-- START OF Data to process --
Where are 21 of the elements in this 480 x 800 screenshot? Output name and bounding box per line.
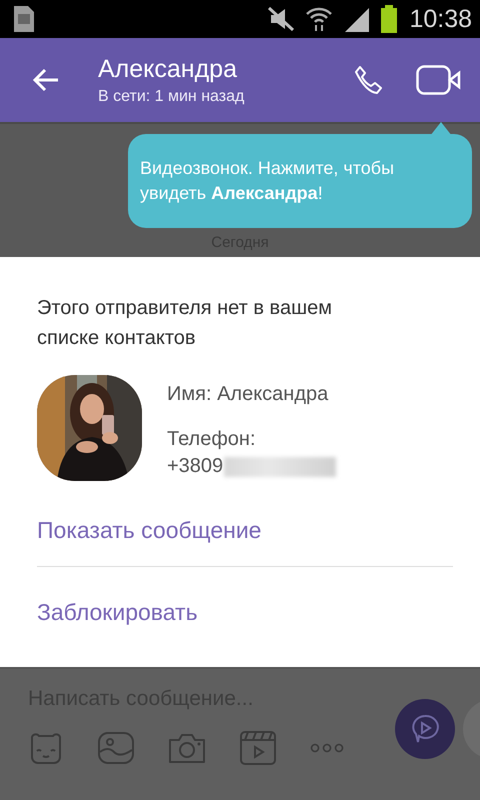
video-message-icon — [410, 714, 440, 744]
block-link[interactable]: Заблокировать — [37, 599, 198, 626]
image-icon[interactable] — [98, 732, 134, 764]
contact-name: Александра — [98, 54, 238, 84]
contact-name-label: Имя: Александра — [167, 382, 330, 407]
show-message-link[interactable]: Показать сообщение — [37, 517, 262, 544]
more-options-icon[interactable] — [310, 743, 344, 753]
battery-icon — [381, 5, 398, 33]
online-status: В сети: 1 мин назад — [98, 88, 246, 106]
sticker-icon[interactable] — [28, 731, 64, 765]
sim-card-icon — [12, 4, 36, 34]
camera-icon[interactable] — [168, 732, 206, 764]
wifi-icon — [305, 6, 334, 32]
mute-icon — [267, 6, 296, 32]
phone-number: +3809 — [167, 454, 224, 479]
unknown-sender-message: Этого отправителя нет в вашем списке контактов — [37, 296, 333, 351]
tooltip-pointer — [430, 122, 452, 136]
signal-icon — [343, 6, 372, 32]
phone-label: Телефон: — [167, 427, 256, 452]
video-clip-icon[interactable] — [240, 731, 276, 765]
status-time: 10:38 — [409, 4, 472, 34]
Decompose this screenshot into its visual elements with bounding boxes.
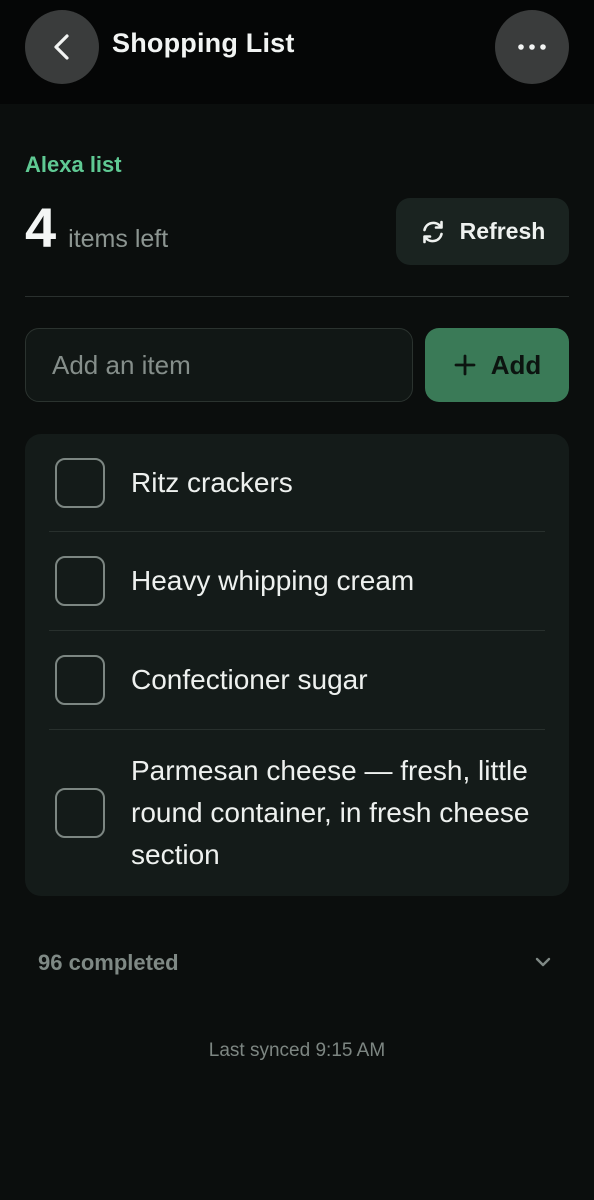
page-title: Shopping List bbox=[112, 28, 295, 58]
summary-divider bbox=[25, 296, 569, 297]
plus-icon bbox=[454, 354, 476, 376]
back-button[interactable] bbox=[25, 10, 99, 84]
completed-toggle[interactable]: 96 completed bbox=[25, 930, 569, 996]
list-item[interactable]: Ritz crackers bbox=[49, 434, 545, 532]
more-horizontal-icon bbox=[518, 44, 546, 50]
item-checkbox[interactable] bbox=[55, 788, 105, 838]
item-checkbox[interactable] bbox=[55, 556, 105, 606]
item-text: Parmesan cheese — fresh, little round co… bbox=[131, 755, 530, 870]
item-checkbox[interactable] bbox=[55, 655, 105, 705]
item-text: Confectioner sugar bbox=[131, 664, 368, 695]
shopping-items-list: Ritz crackers Heavy whipping cream Confe… bbox=[25, 434, 569, 896]
add-item-input[interactable] bbox=[25, 328, 413, 402]
item-checkbox[interactable] bbox=[55, 457, 105, 508]
list-source-label: Alexa list bbox=[25, 152, 122, 177]
items-left-count: 4 bbox=[25, 196, 57, 259]
refresh-button[interactable]: Refresh bbox=[396, 198, 569, 265]
more-options-button[interactable] bbox=[495, 10, 569, 84]
refresh-icon bbox=[422, 220, 443, 243]
items-left-summary: 4 items left bbox=[25, 196, 168, 260]
items-left-label: items left bbox=[68, 225, 169, 253]
chevron-down-icon bbox=[535, 957, 551, 967]
add-button-label: Add bbox=[490, 349, 542, 380]
item-text: Heavy whipping cream bbox=[131, 565, 415, 596]
add-item-button[interactable]: Add bbox=[425, 328, 569, 402]
completed-count-label: 96 completed bbox=[38, 950, 179, 975]
last-synced-text: Last synced 9:15 AM bbox=[208, 1040, 386, 1061]
list-item[interactable]: Heavy whipping cream bbox=[49, 532, 545, 631]
item-text: Ritz crackers bbox=[131, 466, 293, 498]
list-item[interactable]: Confectioner sugar bbox=[49, 631, 545, 730]
list-item[interactable]: Parmesan cheese — fresh, little round co… bbox=[49, 730, 545, 896]
app-screen: Shopping List Alexa list 4 items left Re… bbox=[0, 0, 594, 1200]
refresh-label: Refresh bbox=[459, 218, 546, 244]
app-header: Shopping List bbox=[0, 0, 594, 104]
chevron-left-icon bbox=[54, 34, 69, 60]
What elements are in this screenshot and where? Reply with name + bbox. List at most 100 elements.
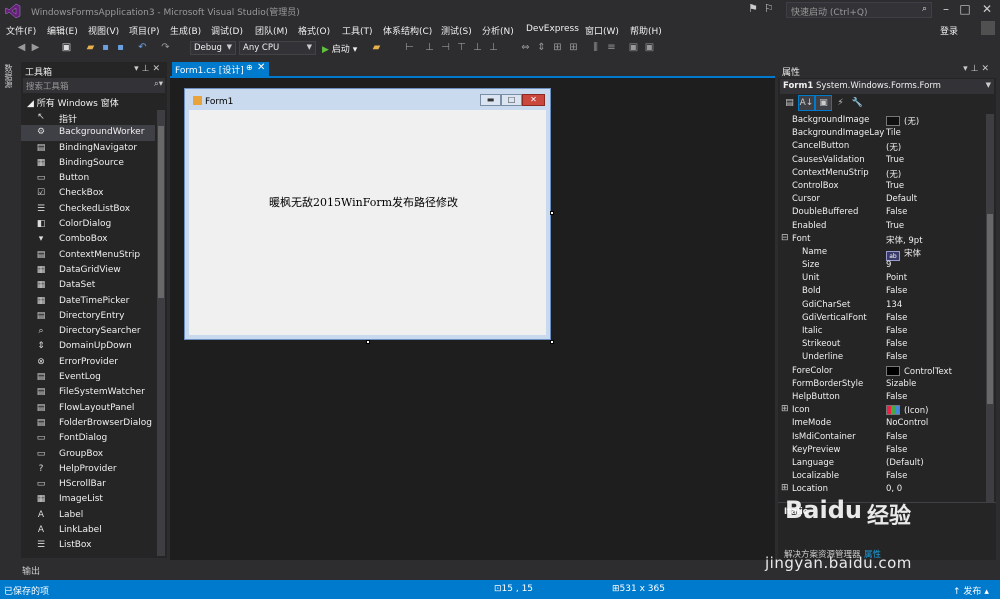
-- END OF Data to process --
● Written problem: Revise all the rows above by swapping "screenshot" for "screen capture" everywhere it occurs, changing nothing else. Omit the pictures from your output.

● Response to the exercise:
Where are 21 of the elements in this 480 x 800 screen capture? Output name and bounding box per line.
video-message-icon — [410, 714, 440, 744]
block-link[interactable]: Заблокировать — [37, 599, 198, 626]
image-icon[interactable] — [98, 732, 134, 764]
contact-name: Александра — [98, 54, 238, 84]
contact-name-label: Имя: Александра — [167, 382, 330, 407]
show-message-link[interactable]: Показать сообщение — [37, 517, 262, 544]
more-options-icon[interactable] — [310, 743, 344, 753]
battery-icon — [381, 5, 398, 33]
online-status: В сети: 1 мин назад — [98, 88, 246, 106]
sticker-icon[interactable] — [28, 731, 64, 765]
sim-card-icon — [12, 4, 36, 34]
camera-icon[interactable] — [168, 732, 206, 764]
wifi-icon — [305, 6, 334, 32]
mute-icon — [267, 6, 296, 32]
phone-number: +3809 — [167, 454, 224, 479]
unknown-sender-message: Этого отправителя нет в вашем списке контактов — [37, 296, 333, 351]
tooltip-pointer — [430, 122, 452, 136]
signal-icon — [343, 6, 372, 32]
phone-label: Телефон: — [167, 427, 256, 452]
video-clip-icon[interactable] — [240, 731, 276, 765]
status-time: 10:38 — [409, 4, 472, 34]
Decompose this screen capture into its visual elements with bounding boxes.
page-title: Shopping List bbox=[112, 28, 295, 58]
summary-divider bbox=[25, 296, 569, 297]
plus-icon bbox=[454, 354, 476, 376]
back-button[interactable] bbox=[25, 10, 99, 84]
completed-toggle[interactable]: 96 completed bbox=[25, 930, 569, 996]
list-item[interactable]: Ritz crackers bbox=[49, 434, 545, 532]
more-horizontal-icon bbox=[518, 44, 546, 50]
item-checkbox[interactable] bbox=[55, 788, 105, 838]
item-checkbox[interactable] bbox=[55, 556, 105, 606]
item-text: Parmesan cheese — fresh, little round co… bbox=[131, 755, 530, 870]
item-checkbox[interactable] bbox=[55, 655, 105, 705]
item-text: Confectioner sugar bbox=[131, 664, 368, 695]
shopping-items-list: Ritz crackers Heavy whipping cream Confe… bbox=[25, 434, 569, 896]
add-item-input[interactable] bbox=[25, 328, 413, 402]
item-checkbox[interactable] bbox=[55, 457, 105, 508]
list-source-label: Alexa list bbox=[25, 152, 122, 177]
items-left-count: 4 bbox=[25, 196, 57, 259]
refresh-button[interactable]: Refresh bbox=[396, 198, 569, 265]
more-options-button[interactable] bbox=[495, 10, 569, 84]
refresh-icon bbox=[422, 220, 443, 243]
items-left-summary: 4 items left bbox=[25, 196, 168, 260]
items-left-label: items left bbox=[68, 225, 169, 253]
chevron-down-icon bbox=[535, 957, 551, 967]
add-button-label: Add bbox=[490, 349, 542, 380]
item-text: Heavy whipping cream bbox=[131, 565, 415, 596]
add-item-button[interactable]: Add bbox=[425, 328, 569, 402]
completed-count-label: 96 completed bbox=[38, 950, 179, 975]
last-synced-text: Last synced 9:15 AM bbox=[208, 1040, 386, 1061]
list-item[interactable]: Heavy whipping cream bbox=[49, 532, 545, 631]
item-text: Ritz crackers bbox=[131, 466, 293, 498]
list-item[interactable]: Confectioner sugar bbox=[49, 631, 545, 730]
list-item[interactable]: Parmesan cheese — fresh, little round co… bbox=[49, 730, 545, 896]
app-screen: Shopping List Alexa list 4 items left Re… bbox=[0, 0, 594, 1200]
refresh-label: Refresh bbox=[459, 218, 546, 244]
app-header: Shopping List bbox=[0, 0, 594, 104]
chevron-left-icon bbox=[54, 34, 69, 60]
What elements are in this screen capture and where? Reply with name + bbox. List at most 100 elements.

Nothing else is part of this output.